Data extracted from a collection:
start
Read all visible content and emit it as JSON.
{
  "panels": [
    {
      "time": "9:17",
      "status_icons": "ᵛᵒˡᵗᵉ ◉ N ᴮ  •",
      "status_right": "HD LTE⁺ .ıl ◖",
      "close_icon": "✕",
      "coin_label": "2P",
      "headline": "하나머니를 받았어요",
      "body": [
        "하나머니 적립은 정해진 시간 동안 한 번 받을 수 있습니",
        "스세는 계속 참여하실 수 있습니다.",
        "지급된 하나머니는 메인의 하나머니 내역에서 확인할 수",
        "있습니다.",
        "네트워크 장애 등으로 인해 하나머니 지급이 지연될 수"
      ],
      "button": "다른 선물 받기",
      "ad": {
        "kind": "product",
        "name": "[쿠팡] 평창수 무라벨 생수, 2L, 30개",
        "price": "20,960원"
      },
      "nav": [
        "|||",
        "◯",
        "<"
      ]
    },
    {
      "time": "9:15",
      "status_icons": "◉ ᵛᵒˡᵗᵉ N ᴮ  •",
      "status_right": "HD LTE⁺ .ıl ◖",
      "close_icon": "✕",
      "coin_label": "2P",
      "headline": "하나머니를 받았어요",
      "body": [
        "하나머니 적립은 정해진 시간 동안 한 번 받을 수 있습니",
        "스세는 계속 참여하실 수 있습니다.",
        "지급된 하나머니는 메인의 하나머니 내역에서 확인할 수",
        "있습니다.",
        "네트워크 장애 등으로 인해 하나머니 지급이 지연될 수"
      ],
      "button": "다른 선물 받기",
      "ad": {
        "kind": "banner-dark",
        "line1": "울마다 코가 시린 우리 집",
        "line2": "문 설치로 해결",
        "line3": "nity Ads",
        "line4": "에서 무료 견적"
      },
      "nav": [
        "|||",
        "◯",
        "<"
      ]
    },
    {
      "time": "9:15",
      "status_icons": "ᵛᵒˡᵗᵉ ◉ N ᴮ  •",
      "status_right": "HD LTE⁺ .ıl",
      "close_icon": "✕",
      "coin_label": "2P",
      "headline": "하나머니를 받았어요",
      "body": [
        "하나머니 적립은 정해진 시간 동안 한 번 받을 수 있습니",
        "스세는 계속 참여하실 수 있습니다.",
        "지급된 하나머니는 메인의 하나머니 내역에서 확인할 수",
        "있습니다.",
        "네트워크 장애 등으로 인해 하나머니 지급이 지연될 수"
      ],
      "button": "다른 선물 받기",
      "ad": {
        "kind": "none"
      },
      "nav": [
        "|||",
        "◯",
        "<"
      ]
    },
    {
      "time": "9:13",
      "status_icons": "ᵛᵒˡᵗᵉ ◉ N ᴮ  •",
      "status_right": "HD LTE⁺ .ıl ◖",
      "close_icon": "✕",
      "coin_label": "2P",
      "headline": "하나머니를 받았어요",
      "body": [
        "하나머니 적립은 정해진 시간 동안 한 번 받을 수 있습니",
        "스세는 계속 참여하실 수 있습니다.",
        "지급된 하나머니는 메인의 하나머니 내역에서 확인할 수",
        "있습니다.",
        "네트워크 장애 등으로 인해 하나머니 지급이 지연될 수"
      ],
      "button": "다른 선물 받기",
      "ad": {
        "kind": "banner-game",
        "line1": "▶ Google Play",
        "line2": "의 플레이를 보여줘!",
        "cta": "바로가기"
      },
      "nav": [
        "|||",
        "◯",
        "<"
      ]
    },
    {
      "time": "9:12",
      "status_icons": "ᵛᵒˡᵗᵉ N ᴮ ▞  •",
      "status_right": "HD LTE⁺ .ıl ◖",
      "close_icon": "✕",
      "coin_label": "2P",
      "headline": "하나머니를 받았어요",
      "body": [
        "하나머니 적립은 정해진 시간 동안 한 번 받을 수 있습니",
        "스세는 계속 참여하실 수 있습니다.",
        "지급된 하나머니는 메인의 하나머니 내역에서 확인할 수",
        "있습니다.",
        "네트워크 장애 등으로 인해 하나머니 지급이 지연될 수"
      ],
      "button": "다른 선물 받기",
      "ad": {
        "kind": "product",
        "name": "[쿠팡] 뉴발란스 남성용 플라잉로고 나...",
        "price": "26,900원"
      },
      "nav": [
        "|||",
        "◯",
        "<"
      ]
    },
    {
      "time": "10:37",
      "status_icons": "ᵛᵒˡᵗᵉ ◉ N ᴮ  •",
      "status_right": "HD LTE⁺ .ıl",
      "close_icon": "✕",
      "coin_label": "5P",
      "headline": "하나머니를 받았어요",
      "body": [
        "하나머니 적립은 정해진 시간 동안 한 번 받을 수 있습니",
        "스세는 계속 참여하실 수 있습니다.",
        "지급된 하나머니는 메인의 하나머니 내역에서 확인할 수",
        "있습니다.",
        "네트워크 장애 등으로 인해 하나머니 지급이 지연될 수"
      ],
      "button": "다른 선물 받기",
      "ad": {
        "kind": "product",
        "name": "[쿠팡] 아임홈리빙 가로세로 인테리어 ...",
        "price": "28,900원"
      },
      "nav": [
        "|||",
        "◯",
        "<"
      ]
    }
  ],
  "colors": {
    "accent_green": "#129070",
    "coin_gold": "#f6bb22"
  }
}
end
* **WHAT YOU HAVE TO DO**
Every record shown above must be echoed exactly.

* **FINAL ANSWER**
Read all visible content and emit it as JSON.
{
  "panels": [
    {
      "time": "9:17",
      "status_icons": "ᵛᵒˡᵗᵉ ◉ N ᴮ  •",
      "status_right": "HD LTE⁺ .ıl ◖",
      "close_icon": "✕",
      "coin_label": "2P",
      "headline": "하나머니를 받았어요",
      "body": [
        "하나머니 적립은 정해진 시간 동안 한 번 받을 수 있습니",
        "스세는 계속 참여하실 수 있습니다.",
        "지급된 하나머니는 메인의 하나머니 내역에서 확인할 수",
        "있습니다.",
        "네트워크 장애 등으로 인해 하나머니 지급이 지연될 수"
      ],
      "button": "다른 선물 받기",
      "ad": {
        "kind": "product",
        "name": "[쿠팡] 평창수 무라벨 생수, 2L, 30개",
        "price": "20,960원"
      },
      "nav": [
        "|||",
        "◯",
        "<"
      ]
    },
    {
      "time": "9:15",
      "status_icons": "◉ ᵛᵒˡᵗᵉ N ᴮ  •",
      "status_right": "HD LTE⁺ .ıl ◖",
      "close_icon": "✕",
      "coin_label": "2P",
      "headline": "하나머니를 받았어요",
      "body": [
        "하나머니 적립은 정해진 시간 동안 한 번 받을 수 있습니",
        "스세는 계속 참여하실 수 있습니다.",
        "지급된 하나머니는 메인의 하나머니 내역에서 확인할 수",
        "있습니다.",
        "네트워크 장애 등으로 인해 하나머니 지급이 지연될 수"
      ],
      "button": "다른 선물 받기",
      "ad": {
        "kind": "banner-dark",
        "line1": "울마다 코가 시린 우리 집",
        "line2": "문 설치로 해결",
        "line3": "nity Ads",
        "line4": "에서 무료 견적"
      },
      "nav": [
        "|||",
        "◯",
        "<"
      ]
    },
    {
      "time": "9:15",
      "status_icons": "ᵛᵒˡᵗᵉ ◉ N ᴮ  •",
      "status_right": "HD LTE⁺ .ıl",
      "close_icon": "✕",
      "coin_label": "2P",
      "headline": "하나머니를 받았어요",
      "body": [
        "하나머니 적립은 정해진 시간 동안 한 번 받을 수 있습니",
        "스세는 계속 참여하실 수 있습니다.",
        "지급된 하나머니는 메인의 하나머니 내역에서 확인할 수",
        "있습니다.",
        "네트워크 장애 등으로 인해 하나머니 지급이 지연될 수"
      ],
      "button": "다른 선물 받기",
      "ad": {
        "kind": "none"
      },
      "nav": [
        "|||",
        "◯",
        "<"
      ]
    },
    {
      "time": "9:13",
      "status_icons": "ᵛᵒˡᵗᵉ ◉ N ᴮ  •",
      "status_right": "HD LTE⁺ .ıl ◖",
      "close_icon": "✕",
      "coin_label": "2P",
      "headline": "하나머니를 받았어요",
      "body": [
        "하나머니 적립은 정해진 시간 동안 한 번 받을 수 있습니",
        "스세는 계속 참여하실 수 있습니다.",
        "지급된 하나머니는 메인의 하나머니 내역에서 확인할 수",
        "있습니다.",
        "네트워크 장애 등으로 인해 하나머니 지급이 지연될 수"
      ],
      "button": "다른 선물 받기",
      "ad": {
        "kind": "banner-game",
        "line1": "▶ Google Play",
        "line2": "의 플레이를 보여줘!",
        "cta": "바로가기"
      },
      "nav": [
        "|||",
        "◯",
        "<"
      ]
    },
    {
      "time": "9:12",
      "status_icons": "ᵛᵒˡᵗᵉ N ᴮ ▞  •",
      "status_right": "HD LTE⁺ .ıl ◖",
      "close_icon": "✕",
      "coin_label": "2P",
      "headline": "하나머니를 받았어요",
      "body": [
        "하나머니 적립은 정해진 시간 동안 한 번 받을 수 있습니",
        "스세는 계속 참여하실 수 있습니다.",
        "지급된 하나머니는 메인의 하나머니 내역에서 확인할 수",
        "있습니다.",
        "네트워크 장애 등으로 인해 하나머니 지급이 지연될 수"
      ],
      "button": "다른 선물 받기",
      "ad": {
        "kind": "product",
        "name": "[쿠팡] 뉴발란스 남성용 플라잉로고 나...",
        "price": "26,900원"
      },
      "nav": [
        "|||",
        "◯",
        "<"
      ]
    },
    {
      "time": "10:37",
      "status_icons": "ᵛᵒˡᵗᵉ ◉ N ᴮ  •",
      "status_right": "HD LTE⁺ .ıl",
      "close_icon": "✕",
      "coin_label": "5P",
      "headline": "하나머니를 받았어요",
      "body": [
        "하나머니 적립은 정해진 시간 동안 한 번 받을 수 있습니",
        "스세는 계속 참여하실 수 있습니다.",
        "지급된 하나머니는 메인의 하나머니 내역에서 확인할 수",
        "있습니다.",
        "네트워크 장애 등으로 인해 하나머니 지급이 지연될 수"
      ],
      "button": "다른 선물 받기",
      "ad": {
        "kind": "product",
        "name": "[쿠팡] 아임홈리빙 가로세로 인테리어 ...",
        "price": "28,900원"
      },
      "nav": [
        "|||",
        "◯",
        "<"
      ]
    }
  ],
  "colors": {
    "accent_green": "#129070",
    "coin_gold": "#f6bb22"
  }
}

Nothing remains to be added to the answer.